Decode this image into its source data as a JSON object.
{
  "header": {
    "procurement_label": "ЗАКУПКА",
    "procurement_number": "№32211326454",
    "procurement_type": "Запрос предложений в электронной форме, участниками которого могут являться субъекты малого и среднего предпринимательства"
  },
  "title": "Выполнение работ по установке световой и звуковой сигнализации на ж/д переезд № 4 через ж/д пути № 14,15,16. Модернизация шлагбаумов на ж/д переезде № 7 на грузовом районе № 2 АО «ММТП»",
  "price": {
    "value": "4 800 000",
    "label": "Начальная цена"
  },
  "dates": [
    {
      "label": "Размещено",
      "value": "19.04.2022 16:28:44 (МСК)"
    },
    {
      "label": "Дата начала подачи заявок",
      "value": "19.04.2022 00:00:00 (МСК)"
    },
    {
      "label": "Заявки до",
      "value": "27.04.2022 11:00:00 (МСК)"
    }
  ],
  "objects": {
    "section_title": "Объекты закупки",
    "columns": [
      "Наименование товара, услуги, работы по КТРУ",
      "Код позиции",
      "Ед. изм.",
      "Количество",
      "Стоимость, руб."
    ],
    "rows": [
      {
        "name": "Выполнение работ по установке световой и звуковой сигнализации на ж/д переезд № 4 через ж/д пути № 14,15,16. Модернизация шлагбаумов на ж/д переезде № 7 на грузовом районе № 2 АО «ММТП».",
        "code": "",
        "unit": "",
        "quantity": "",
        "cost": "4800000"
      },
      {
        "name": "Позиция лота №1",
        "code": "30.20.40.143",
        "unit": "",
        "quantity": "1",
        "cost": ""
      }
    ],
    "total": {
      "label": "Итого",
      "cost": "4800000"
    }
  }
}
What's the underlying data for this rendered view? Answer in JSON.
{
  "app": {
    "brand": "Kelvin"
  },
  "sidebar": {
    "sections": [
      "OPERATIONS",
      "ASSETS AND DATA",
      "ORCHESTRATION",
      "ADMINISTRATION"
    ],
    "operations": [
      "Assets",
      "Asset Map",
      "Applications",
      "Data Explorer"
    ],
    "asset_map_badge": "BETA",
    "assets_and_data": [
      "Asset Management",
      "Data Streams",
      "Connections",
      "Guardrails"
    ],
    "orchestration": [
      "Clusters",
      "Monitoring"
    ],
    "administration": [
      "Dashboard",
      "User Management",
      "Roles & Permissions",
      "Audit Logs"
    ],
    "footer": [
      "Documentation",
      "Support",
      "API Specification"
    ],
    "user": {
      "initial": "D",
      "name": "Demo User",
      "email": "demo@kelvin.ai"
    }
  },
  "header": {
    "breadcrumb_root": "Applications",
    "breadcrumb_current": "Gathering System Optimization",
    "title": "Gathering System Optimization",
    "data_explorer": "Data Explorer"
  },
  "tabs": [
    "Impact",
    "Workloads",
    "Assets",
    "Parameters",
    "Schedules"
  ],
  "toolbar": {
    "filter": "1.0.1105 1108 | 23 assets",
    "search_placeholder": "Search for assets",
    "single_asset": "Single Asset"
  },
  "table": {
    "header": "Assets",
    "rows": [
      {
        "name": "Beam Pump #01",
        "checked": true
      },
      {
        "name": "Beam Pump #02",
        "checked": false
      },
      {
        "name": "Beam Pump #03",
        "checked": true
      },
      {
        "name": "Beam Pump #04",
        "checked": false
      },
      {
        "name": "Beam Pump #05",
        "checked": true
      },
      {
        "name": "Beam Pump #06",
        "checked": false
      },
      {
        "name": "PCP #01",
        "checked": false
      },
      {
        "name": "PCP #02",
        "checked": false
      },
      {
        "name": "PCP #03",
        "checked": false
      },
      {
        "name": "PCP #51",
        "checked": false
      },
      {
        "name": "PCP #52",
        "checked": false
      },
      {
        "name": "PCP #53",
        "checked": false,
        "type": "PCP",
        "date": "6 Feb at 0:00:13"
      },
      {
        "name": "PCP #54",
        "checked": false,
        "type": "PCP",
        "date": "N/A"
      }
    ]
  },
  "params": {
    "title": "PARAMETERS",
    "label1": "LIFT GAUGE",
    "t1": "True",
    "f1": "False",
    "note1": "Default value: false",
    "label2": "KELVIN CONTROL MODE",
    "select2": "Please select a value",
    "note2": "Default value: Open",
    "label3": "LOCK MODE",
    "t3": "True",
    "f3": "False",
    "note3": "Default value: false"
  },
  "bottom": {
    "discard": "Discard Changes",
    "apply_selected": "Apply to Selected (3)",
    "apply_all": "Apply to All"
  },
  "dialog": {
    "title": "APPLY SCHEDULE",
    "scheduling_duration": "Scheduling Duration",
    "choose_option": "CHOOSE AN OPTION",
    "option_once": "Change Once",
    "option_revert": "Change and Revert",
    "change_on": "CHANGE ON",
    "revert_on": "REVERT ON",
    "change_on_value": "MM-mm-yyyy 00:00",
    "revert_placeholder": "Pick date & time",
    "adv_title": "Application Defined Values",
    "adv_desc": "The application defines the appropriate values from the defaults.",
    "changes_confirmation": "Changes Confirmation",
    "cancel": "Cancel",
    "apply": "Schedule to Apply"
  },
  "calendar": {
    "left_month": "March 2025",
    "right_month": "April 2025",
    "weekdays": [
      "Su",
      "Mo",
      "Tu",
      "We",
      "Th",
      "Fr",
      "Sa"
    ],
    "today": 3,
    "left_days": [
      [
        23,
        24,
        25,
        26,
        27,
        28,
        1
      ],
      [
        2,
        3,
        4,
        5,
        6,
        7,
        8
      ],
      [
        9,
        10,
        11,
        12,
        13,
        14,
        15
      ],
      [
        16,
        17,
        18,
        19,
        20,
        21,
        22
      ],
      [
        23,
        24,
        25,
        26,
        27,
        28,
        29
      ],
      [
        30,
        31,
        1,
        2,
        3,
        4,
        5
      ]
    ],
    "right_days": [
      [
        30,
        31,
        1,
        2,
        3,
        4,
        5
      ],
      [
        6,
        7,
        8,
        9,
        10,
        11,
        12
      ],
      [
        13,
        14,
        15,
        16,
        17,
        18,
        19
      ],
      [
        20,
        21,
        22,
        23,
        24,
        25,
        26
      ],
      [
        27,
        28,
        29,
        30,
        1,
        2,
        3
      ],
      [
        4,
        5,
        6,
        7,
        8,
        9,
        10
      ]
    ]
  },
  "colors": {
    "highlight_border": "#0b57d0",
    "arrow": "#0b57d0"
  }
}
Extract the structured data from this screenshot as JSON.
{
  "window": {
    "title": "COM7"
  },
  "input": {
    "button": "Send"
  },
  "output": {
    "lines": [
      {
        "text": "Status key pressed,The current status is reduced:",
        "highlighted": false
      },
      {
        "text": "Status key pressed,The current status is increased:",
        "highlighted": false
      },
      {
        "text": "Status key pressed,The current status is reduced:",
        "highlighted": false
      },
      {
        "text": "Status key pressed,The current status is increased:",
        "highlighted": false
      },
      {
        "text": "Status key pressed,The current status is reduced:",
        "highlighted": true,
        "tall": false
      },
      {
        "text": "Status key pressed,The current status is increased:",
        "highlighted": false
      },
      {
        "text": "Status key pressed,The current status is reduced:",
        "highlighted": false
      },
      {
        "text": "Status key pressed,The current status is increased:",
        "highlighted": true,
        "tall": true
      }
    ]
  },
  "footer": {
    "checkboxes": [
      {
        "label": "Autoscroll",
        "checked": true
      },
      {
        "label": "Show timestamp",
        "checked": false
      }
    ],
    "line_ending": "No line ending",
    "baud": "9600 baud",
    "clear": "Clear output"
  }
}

= = = =

◆ **Instruction**
Copy all the entries verbatim.

◆ **The completed task**
Decode this image into its source data as a JSON object.
{
  "header": {
    "procurement_label": "ЗАКУПКА",
    "procurement_number": "№32211326454",
    "procurement_type": "Запрос предложений в электронной форме, участниками которого могут являться субъекты малого и среднего предпринимательства"
  },
  "title": "Выполнение работ по установке световой и звуковой сигнализации на ж/д переезд № 4 через ж/д пути № 14,15,16. Модернизация шлагбаумов на ж/д переезде № 7 на грузовом районе № 2 АО «ММТП»",
  "price": {
    "value": "4 800 000",
    "label": "Начальная цена"
  },
  "dates": [
    {
      "label": "Размещено",
      "value": "19.04.2022 16:28:44 (МСК)"
    },
    {
      "label": "Дата начала подачи заявок",
      "value": "19.04.2022 00:00:00 (МСК)"
    },
    {
      "label": "Заявки до",
      "value": "27.04.2022 11:00:00 (МСК)"
    }
  ],
  "objects": {
    "section_title": "Объекты закупки",
    "columns": [
      "Наименование товара, услуги, работы по КТРУ",
      "Код позиции",
      "Ед. изм.",
      "Количество",
      "Стоимость, руб."
    ],
    "rows": [
      {
        "name": "Выполнение работ по установке световой и звуковой сигнализации на ж/д переезд № 4 через ж/д пути № 14,15,16. Модернизация шлагбаумов на ж/д переезде № 7 на грузовом районе № 2 АО «ММТП».",
        "code": "",
        "unit": "",
        "quantity": "",
        "cost": "4800000"
      },
      {
        "name": "Позиция лота №1",
        "code": "30.20.40.143",
        "unit": "",
        "quantity": "1",
        "cost": ""
      }
    ],
    "total": {
      "label": "Итого",
      "cost": "4800000"
    }
  }
}
What's the underlying data for this rendered view? Answer in JSON.
{
  "app": {
    "brand": "Kelvin"
  },
  "sidebar": {
    "sections": [
      "OPERATIONS",
      "ASSETS AND DATA",
      "ORCHESTRATION",
      "ADMINISTRATION"
    ],
    "operations": [
      "Assets",
      "Asset Map",
      "Applications",
      "Data Explorer"
    ],
    "asset_map_badge": "BETA",
    "assets_and_data": [
      "Asset Management",
      "Data Streams",
      "Connections",
      "Guardrails"
    ],
    "orchestration": [
      "Clusters",
      "Monitoring"
    ],
    "administration": [
      "Dashboard",
      "User Management",
      "Roles & Permissions",
      "Audit Logs"
    ],
    "footer": [
      "Documentation",
      "Support",
      "API Specification"
    ],
    "user": {
      "initial": "D",
      "name": "Demo User",
      "email": "demo@kelvin.ai"
    }
  },
  "header": {
    "breadcrumb_root": "Applications",
    "breadcrumb_current": "Gathering System Optimization",
    "title": "Gathering System Optimization",
    "data_explorer": "Data Explorer"
  },
  "tabs": [
    "Impact",
    "Workloads",
    "Assets",
    "Parameters",
    "Schedules"
  ],
  "toolbar": {
    "filter": "1.0.1105 1108 | 23 assets",
    "search_placeholder": "Search for assets",
    "single_asset": "Single Asset"
  },
  "table": {
    "header": "Assets",
    "rows": [
      {
        "name": "Beam Pump #01",
        "checked": true
      },
      {
        "name": "Beam Pump #02",
        "checked": false
      },
      {
        "name": "Beam Pump #03",
        "checked": true
      },
      {
        "name": "Beam Pump #04",
        "checked": false
      },
      {
        "name": "Beam Pump #05",
        "checked": true
      },
      {
        "name": "Beam Pump #06",
        "checked": false
      },
      {
        "name": "PCP #01",
        "checked": false
      },
      {
        "name": "PCP #02",
        "checked": false
      },
      {
        "name": "PCP #03",
        "checked": false
      },
      {
        "name": "PCP #51",
        "checked": false
      },
      {
        "name": "PCP #52",
        "checked": false
      },
      {
        "name": "PCP #53",
        "checked": false,
        "type": "PCP",
        "date": "6 Feb at 0:00:13"
      },
      {
        "name": "PCP #54",
        "checked": false,
        "type": "PCP",
        "date": "N/A"
      }
    ]
  },
  "params": {
    "title": "PARAMETERS",
    "label1": "LIFT GAUGE",
    "t1": "True",
    "f1": "False",
    "note1": "Default value: false",
    "label2": "KELVIN CONTROL MODE",
    "select2": "Please select a value",
    "note2": "Default value: Open",
    "label3": "LOCK MODE",
    "t3": "True",
    "f3": "False",
    "note3": "Default value: false"
  },
  "bottom": {
    "discard": "Discard Changes",
    "apply_selected": "Apply to Selected (3)",
    "apply_all": "Apply to All"
  },
  "dialog": {
    "title": "APPLY SCHEDULE",
    "scheduling_duration": "Scheduling Duration",
    "choose_option": "CHOOSE AN OPTION",
    "option_once": "Change Once",
    "option_revert": "Change and Revert",
    "change_on": "CHANGE ON",
    "revert_on": "REVERT ON",
    "change_on_value": "MM-mm-yyyy 00:00",
    "revert_placeholder": "Pick date & time",
    "adv_title": "Application Defined Values",
    "adv_desc": "The application defines the appropriate values from the defaults.",
    "changes_confirmation": "Changes Confirmation",
    "cancel": "Cancel",
    "apply": "Schedule to Apply"
  },
  "calendar": {
    "left_month": "March 2025",
    "right_month": "April 2025",
    "weekdays": [
      "Su",
      "Mo",
      "Tu",
      "We",
      "Th",
      "Fr",
      "Sa"
    ],
    "today": 3,
    "left_days": [
      [
        23,
        24,
        25,
        26,
        27,
        28,
        1
      ],
      [
        2,
        3,
        4,
        5,
        6,
        7,
        8
      ],
      [
        9,
        10,
        11,
        12,
        13,
        14,
        15
      ],
      [
        16,
        17,
        18,
        19,
        20,
        21,
        22
      ],
      [
        23,
        24,
        25,
        26,
        27,
        28,
        29
      ],
      [
        30,
        31,
        1,
        2,
        3,
        4,
        5
      ]
    ],
    "right_days": [
      [
        30,
        31,
        1,
        2,
        3,
        4,
        5
      ],
      [
        6,
        7,
        8,
        9,
        10,
        11,
        12
      ],
      [
        13,
        14,
        15,
        16,
        17,
        18,
        19
      ],
      [
        20,
        21,
        22,
        23,
        24,
        25,
        26
      ],
      [
        27,
        28,
        29,
        30,
        1,
        2,
        3
      ],
      [
        4,
        5,
        6,
        7,
        8,
        9,
        10
      ]
    ]
  },
  "colors": {
    "highlight_border": "#0b57d0",
    "arrow": "#0b57d0"
  }
}
Extract the structured data from this screenshot as JSON.
{
  "window": {
    "title": "COM7"
  },
  "input": {
    "button": "Send"
  },
  "output": {
    "lines": [
      {
        "text": "Status key pressed,The current status is reduced:",
        "highlighted": false
      },
      {
        "text": "Status key pressed,The current status is increased:",
        "highlighted": false
      },
      {
        "text": "Status key pressed,The current status is reduced:",
        "highlighted": false
      },
      {
        "text": "Status key pressed,The current status is increased:",
        "highlighted": false
      },
      {
        "text": "Status key pressed,The current status is reduced:",
        "highlighted": true,
        "tall": false
      },
      {
        "text": "Status key pressed,The current status is increased:",
        "highlighted": false
      },
      {
        "text": "Status key pressed,The current status is reduced:",
        "highlighted": false
      },
      {
        "text": "Status key pressed,The current status is increased:",
        "highlighted": true,
        "tall": true
      }
    ]
  },
  "footer": {
    "checkboxes": [
      {
        "label": "Autoscroll",
        "checked": true
      },
      {
        "label": "Show timestamp",
        "checked": false
      }
    ],
    "line_ending": "No line ending",
    "baud": "9600 baud",
    "clear": "Clear output"
  }
}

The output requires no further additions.